begin

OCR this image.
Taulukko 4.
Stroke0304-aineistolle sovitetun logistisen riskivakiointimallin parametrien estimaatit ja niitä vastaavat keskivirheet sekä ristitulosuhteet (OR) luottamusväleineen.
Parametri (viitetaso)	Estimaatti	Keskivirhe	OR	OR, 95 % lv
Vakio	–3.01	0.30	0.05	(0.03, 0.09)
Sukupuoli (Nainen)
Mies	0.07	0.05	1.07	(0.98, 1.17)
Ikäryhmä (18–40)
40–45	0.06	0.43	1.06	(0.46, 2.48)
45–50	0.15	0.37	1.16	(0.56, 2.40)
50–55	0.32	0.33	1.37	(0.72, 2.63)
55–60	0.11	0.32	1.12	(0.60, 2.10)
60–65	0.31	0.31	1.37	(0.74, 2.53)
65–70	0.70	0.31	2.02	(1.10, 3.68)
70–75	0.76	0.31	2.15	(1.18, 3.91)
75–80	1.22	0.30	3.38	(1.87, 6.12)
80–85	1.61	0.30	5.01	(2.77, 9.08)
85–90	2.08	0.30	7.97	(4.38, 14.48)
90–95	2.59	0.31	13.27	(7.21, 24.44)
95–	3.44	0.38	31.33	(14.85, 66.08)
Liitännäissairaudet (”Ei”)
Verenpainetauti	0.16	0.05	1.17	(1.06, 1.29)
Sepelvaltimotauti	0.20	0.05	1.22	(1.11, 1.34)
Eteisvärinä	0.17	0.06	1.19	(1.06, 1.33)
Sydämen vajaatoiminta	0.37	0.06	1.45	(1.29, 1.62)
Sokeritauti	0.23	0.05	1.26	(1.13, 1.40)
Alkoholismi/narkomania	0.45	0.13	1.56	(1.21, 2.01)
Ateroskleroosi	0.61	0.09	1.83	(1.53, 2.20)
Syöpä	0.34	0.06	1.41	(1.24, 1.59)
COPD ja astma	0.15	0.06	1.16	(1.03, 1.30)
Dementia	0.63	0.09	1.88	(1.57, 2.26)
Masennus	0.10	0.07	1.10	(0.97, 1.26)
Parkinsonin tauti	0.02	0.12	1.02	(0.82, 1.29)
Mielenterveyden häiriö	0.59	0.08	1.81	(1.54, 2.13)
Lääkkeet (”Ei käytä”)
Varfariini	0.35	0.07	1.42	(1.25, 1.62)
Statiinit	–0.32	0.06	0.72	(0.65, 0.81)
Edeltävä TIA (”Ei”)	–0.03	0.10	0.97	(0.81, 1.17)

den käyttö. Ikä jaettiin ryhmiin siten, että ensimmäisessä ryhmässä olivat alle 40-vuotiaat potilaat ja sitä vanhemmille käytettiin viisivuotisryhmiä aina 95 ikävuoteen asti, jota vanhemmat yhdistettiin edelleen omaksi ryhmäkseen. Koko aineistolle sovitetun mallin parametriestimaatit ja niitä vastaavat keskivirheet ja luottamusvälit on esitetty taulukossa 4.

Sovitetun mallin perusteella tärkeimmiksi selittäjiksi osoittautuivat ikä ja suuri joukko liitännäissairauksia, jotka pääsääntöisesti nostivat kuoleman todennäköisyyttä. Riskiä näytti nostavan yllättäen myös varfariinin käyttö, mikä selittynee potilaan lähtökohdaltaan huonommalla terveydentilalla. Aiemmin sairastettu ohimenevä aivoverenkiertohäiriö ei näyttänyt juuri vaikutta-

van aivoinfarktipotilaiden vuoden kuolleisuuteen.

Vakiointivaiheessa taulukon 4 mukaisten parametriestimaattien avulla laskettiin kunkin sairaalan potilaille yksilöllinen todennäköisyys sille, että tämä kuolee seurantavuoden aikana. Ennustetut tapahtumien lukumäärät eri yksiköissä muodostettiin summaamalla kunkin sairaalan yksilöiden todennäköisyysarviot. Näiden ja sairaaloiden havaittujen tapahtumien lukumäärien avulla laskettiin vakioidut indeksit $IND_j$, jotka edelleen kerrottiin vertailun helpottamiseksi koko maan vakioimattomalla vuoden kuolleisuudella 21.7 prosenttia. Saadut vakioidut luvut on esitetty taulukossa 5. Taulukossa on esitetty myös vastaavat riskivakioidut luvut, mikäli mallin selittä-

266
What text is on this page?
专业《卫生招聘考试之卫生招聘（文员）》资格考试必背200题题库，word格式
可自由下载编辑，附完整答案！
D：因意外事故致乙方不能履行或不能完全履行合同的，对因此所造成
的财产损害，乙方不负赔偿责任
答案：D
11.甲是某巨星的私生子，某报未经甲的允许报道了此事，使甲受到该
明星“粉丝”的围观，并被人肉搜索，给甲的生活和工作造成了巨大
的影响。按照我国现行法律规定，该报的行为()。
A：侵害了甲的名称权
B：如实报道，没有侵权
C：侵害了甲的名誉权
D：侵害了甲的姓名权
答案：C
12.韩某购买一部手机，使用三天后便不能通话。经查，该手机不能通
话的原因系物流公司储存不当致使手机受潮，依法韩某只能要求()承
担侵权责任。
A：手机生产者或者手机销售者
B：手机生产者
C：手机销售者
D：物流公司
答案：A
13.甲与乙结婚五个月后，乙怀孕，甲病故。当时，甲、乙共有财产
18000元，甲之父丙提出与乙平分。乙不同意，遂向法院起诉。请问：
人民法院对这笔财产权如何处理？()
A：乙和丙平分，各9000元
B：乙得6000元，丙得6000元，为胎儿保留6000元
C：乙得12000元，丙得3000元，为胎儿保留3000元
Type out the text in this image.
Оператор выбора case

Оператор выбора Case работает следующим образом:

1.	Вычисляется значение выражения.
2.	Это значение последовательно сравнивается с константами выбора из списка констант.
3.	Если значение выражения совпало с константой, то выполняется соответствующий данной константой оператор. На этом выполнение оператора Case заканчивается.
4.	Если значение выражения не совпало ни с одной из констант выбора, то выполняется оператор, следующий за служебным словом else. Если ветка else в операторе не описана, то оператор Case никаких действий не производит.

end

• _Set exercise_
Your task is to output the full set of records exactly as presented.

• _Correct response_
OCR this image.
Taulukko 4.
Stroke0304-aineistolle sovitetun logistisen riskivakiointimallin parametrien estimaatit ja niitä vastaavat keskivirheet sekä ristitulosuhteet (OR) luottamusväleineen.
Parametri (viitetaso)	Estimaatti	Keskivirhe	OR	OR, 95 % lv
Vakio	–3.01	0.30	0.05	(0.03, 0.09)
Sukupuoli (Nainen)
Mies	0.07	0.05	1.07	(0.98, 1.17)
Ikäryhmä (18–40)
40–45	0.06	0.43	1.06	(0.46, 2.48)
45–50	0.15	0.37	1.16	(0.56, 2.40)
50–55	0.32	0.33	1.37	(0.72, 2.63)
55–60	0.11	0.32	1.12	(0.60, 2.10)
60–65	0.31	0.31	1.37	(0.74, 2.53)
65–70	0.70	0.31	2.02	(1.10, 3.68)
70–75	0.76	0.31	2.15	(1.18, 3.91)
75–80	1.22	0.30	3.38	(1.87, 6.12)
80–85	1.61	0.30	5.01	(2.77, 9.08)
85–90	2.08	0.30	7.97	(4.38, 14.48)
90–95	2.59	0.31	13.27	(7.21, 24.44)
95–	3.44	0.38	31.33	(14.85, 66.08)
Liitännäissairaudet (”Ei”)
Verenpainetauti	0.16	0.05	1.17	(1.06, 1.29)
Sepelvaltimotauti	0.20	0.05	1.22	(1.11, 1.34)
Eteisvärinä	0.17	0.06	1.19	(1.06, 1.33)
Sydämen vajaatoiminta	0.37	0.06	1.45	(1.29, 1.62)
Sokeritauti	0.23	0.05	1.26	(1.13, 1.40)
Alkoholismi/narkomania	0.45	0.13	1.56	(1.21, 2.01)
Ateroskleroosi	0.61	0.09	1.83	(1.53, 2.20)
Syöpä	0.34	0.06	1.41	(1.24, 1.59)
COPD ja astma	0.15	0.06	1.16	(1.03, 1.30)
Dementia	0.63	0.09	1.88	(1.57, 2.26)
Masennus	0.10	0.07	1.10	(0.97, 1.26)
Parkinsonin tauti	0.02	0.12	1.02	(0.82, 1.29)
Mielenterveyden häiriö	0.59	0.08	1.81	(1.54, 2.13)
Lääkkeet (”Ei käytä”)
Varfariini	0.35	0.07	1.42	(1.25, 1.62)
Statiinit	–0.32	0.06	0.72	(0.65, 0.81)
Edeltävä TIA (”Ei”)	–0.03	0.10	0.97	(0.81, 1.17)

den käyttö. Ikä jaettiin ryhmiin siten, että ensimmäisessä ryhmässä olivat alle 40-vuotiaat potilaat ja sitä vanhemmille käytettiin viisivuotisryhmiä aina 95 ikävuoteen asti, jota vanhemmat yhdistettiin edelleen omaksi ryhmäkseen. Koko aineistolle sovitetun mallin parametriestimaatit ja niitä vastaavat keskivirheet ja luottamusvälit on esitetty taulukossa 4.

Sovitetun mallin perusteella tärkeimmiksi selittäjiksi osoittautuivat ikä ja suuri joukko liitännäissairauksia, jotka pääsääntöisesti nostivat kuoleman todennäköisyyttä. Riskiä näytti nostavan yllättäen myös varfariinin käyttö, mikä selittynee potilaan lähtökohdaltaan huonommalla terveydentilalla. Aiemmin sairastettu ohimenevä aivoverenkiertohäiriö ei näyttänyt juuri vaikutta-

van aivoinfarktipotilaiden vuoden kuolleisuuteen.

Vakiointivaiheessa taulukon 4 mukaisten parametriestimaattien avulla laskettiin kunkin sairaalan potilaille yksilöllinen todennäköisyys sille, että tämä kuolee seurantavuoden aikana. Ennustetut tapahtumien lukumäärät eri yksiköissä muodostettiin summaamalla kunkin sairaalan yksilöiden todennäköisyysarviot. Näiden ja sairaaloiden havaittujen tapahtumien lukumäärien avulla laskettiin vakioidut indeksit $IND_j$, jotka edelleen kerrottiin vertailun helpottamiseksi koko maan vakioimattomalla vuoden kuolleisuudella 21.7 prosenttia. Saadut vakioidut luvut on esitetty taulukossa 5. Taulukossa on esitetty myös vastaavat riskivakioidut luvut, mikäli mallin selittä-

266
What text is on this page?
专业《卫生招聘考试之卫生招聘（文员）》资格考试必背200题题库，word格式
可自由下载编辑，附完整答案！
D：因意外事故致乙方不能履行或不能完全履行合同的，对因此所造成
的财产损害，乙方不负赔偿责任
答案：D
11.甲是某巨星的私生子，某报未经甲的允许报道了此事，使甲受到该
明星“粉丝”的围观，并被人肉搜索，给甲的生活和工作造成了巨大
的影响。按照我国现行法律规定，该报的行为()。
A：侵害了甲的名称权
B：如实报道，没有侵权
C：侵害了甲的名誉权
D：侵害了甲的姓名权
答案：C
12.韩某购买一部手机，使用三天后便不能通话。经查，该手机不能通
话的原因系物流公司储存不当致使手机受潮，依法韩某只能要求()承
担侵权责任。
A：手机生产者或者手机销售者
B：手机生产者
C：手机销售者
D：物流公司
答案：A
13.甲与乙结婚五个月后，乙怀孕，甲病故。当时，甲、乙共有财产
18000元，甲之父丙提出与乙平分。乙不同意，遂向法院起诉。请问：
人民法院对这笔财产权如何处理？()
A：乙和丙平分，各9000元
B：乙得6000元，丙得6000元，为胎儿保留6000元
C：乙得12000元，丙得3000元，为胎儿保留3000元
Type out the text in this image.
Оператор выбора case

Оператор выбора Case работает следующим образом:

1.	Вычисляется значение выражения.
2.	Это значение последовательно сравнивается с константами выбора из списка констант.
3.	Если значение выражения совпало с константой, то выполняется соответствующий данной константой оператор. На этом выполнение оператора Case заканчивается.
4.	Если значение выражения не совпало ни с одной из констант выбора, то выполняется оператор, следующий за служебным словом else. Если ветка else в операторе не описана, то оператор Case никаких действий не производит.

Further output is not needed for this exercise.